DATA PROVIDED:
○ ○ ○ ○ ○ ○ ○

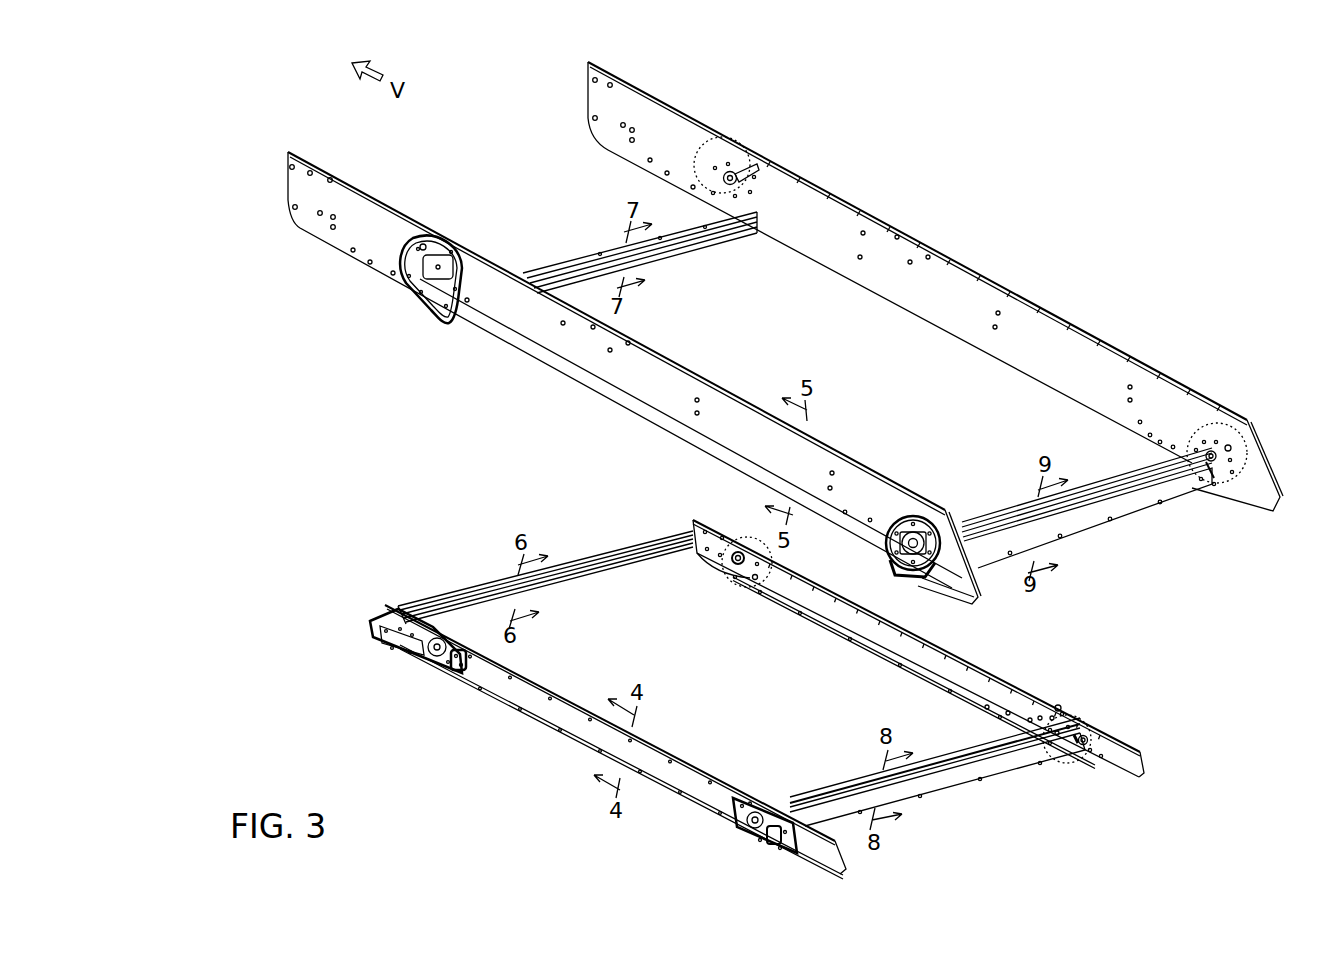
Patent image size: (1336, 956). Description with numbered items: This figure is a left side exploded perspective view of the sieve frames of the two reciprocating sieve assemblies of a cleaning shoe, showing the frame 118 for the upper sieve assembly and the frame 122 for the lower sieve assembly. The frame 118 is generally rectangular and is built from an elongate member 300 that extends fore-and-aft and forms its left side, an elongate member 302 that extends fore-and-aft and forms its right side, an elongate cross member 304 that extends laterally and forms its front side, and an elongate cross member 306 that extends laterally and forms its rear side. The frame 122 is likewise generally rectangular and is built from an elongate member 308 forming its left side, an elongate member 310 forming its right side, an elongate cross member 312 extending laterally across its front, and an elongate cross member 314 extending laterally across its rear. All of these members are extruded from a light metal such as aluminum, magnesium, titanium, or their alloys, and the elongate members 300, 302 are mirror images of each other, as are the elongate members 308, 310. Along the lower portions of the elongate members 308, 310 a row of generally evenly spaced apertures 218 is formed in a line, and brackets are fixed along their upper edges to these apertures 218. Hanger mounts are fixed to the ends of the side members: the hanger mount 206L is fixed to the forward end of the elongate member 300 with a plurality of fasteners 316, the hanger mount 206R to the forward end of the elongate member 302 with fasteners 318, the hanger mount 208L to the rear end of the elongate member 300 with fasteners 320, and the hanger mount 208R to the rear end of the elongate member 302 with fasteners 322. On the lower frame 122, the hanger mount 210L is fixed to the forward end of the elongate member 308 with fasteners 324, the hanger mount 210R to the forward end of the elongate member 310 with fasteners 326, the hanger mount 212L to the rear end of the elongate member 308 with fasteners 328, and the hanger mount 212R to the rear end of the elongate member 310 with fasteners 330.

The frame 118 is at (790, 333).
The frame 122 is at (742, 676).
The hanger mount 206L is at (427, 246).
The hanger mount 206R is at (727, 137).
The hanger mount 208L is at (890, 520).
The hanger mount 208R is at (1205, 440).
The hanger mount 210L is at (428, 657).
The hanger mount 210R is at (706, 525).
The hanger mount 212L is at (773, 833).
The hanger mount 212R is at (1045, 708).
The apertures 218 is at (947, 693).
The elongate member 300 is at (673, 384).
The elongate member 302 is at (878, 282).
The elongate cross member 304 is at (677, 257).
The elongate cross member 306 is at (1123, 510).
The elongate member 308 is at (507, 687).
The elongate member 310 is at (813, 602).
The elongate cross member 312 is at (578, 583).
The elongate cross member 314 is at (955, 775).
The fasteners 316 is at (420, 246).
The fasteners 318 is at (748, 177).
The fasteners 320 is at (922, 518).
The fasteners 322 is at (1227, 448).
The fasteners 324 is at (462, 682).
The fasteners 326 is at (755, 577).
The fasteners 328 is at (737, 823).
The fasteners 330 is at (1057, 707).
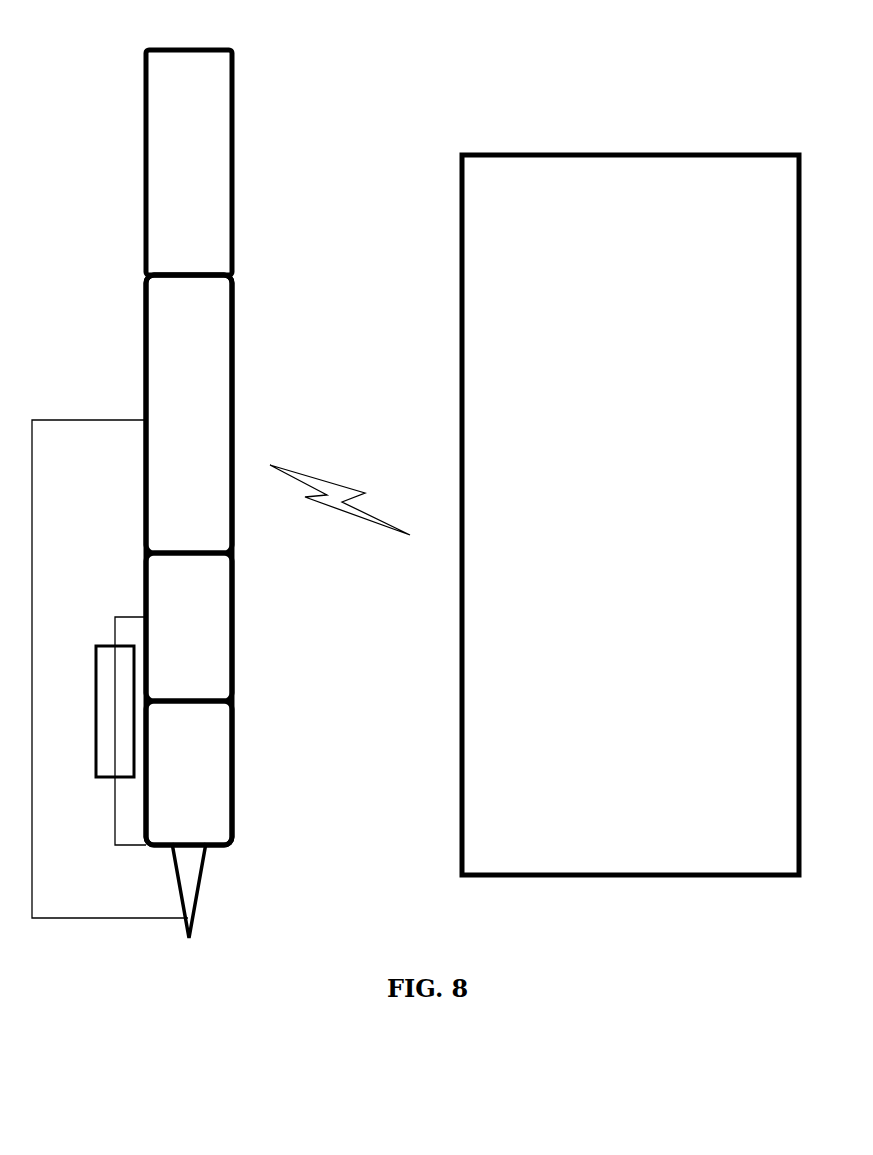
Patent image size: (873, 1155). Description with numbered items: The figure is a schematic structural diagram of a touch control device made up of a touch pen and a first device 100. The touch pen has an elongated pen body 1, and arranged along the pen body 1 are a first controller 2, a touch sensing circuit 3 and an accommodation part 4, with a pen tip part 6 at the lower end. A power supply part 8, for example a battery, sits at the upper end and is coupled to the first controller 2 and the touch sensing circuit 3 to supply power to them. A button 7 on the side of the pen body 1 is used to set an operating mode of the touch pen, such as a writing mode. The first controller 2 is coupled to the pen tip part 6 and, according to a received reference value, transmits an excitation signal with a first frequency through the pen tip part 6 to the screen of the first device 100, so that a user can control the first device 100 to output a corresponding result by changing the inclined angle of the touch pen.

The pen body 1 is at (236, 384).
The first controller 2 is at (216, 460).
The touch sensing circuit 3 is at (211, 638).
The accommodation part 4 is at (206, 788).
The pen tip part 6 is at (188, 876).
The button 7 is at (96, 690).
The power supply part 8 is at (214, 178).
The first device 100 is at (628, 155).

○ ○ ○ ○ ○ ○ ○

GIVEN REQUEST: How many rows contain the word "body"? Reply with the number alone.

RESULT OF THE TASK: 2